Source records:

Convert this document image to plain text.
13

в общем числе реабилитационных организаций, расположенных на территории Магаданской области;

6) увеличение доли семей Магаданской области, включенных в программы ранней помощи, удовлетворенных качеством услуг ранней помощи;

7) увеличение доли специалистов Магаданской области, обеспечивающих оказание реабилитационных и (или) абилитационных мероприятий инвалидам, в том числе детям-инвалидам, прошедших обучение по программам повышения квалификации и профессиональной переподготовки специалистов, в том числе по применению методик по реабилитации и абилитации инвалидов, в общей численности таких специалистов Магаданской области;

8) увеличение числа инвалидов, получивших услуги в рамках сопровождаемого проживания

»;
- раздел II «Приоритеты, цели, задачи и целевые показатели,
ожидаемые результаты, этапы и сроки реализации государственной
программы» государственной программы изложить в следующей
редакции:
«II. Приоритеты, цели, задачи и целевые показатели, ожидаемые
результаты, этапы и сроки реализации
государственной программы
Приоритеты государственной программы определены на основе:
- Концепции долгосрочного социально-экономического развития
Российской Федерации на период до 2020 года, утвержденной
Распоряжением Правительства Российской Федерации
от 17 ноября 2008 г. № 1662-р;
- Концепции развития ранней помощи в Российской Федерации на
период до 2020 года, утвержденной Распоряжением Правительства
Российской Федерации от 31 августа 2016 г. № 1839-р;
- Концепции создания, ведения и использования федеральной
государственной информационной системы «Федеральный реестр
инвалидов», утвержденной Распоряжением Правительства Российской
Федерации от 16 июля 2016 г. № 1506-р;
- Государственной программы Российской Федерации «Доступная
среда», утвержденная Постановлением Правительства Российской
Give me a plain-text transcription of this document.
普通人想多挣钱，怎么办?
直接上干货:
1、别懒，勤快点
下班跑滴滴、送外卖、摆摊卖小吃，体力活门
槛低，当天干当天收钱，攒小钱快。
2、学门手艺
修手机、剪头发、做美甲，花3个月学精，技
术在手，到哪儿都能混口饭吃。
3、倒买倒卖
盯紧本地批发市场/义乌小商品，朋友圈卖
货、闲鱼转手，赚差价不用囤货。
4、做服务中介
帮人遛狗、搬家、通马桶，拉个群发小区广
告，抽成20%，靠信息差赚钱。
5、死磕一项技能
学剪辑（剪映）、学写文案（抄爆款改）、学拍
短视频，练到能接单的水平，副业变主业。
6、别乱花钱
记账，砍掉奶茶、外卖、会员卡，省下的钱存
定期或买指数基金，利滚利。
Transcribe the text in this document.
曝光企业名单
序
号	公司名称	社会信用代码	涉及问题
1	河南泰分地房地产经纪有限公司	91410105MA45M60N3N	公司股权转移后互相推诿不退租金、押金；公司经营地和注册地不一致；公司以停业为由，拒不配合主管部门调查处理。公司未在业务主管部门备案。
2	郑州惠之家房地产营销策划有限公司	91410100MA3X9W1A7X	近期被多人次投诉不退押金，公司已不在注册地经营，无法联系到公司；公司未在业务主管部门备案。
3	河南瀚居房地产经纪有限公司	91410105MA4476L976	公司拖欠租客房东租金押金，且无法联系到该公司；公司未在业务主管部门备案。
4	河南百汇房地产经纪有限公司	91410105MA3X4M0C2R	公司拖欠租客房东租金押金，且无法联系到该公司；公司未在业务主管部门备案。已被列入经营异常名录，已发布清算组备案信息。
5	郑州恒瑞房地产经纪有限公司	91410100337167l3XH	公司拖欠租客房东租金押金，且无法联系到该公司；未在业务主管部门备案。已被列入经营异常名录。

Task instructions: Return all lines of the material above in which the word "результаты" occurs.

Solution for this exercise:
ожидаемые результаты, этапы и сроки реализации государственной
результаты, этапы и сроки реализации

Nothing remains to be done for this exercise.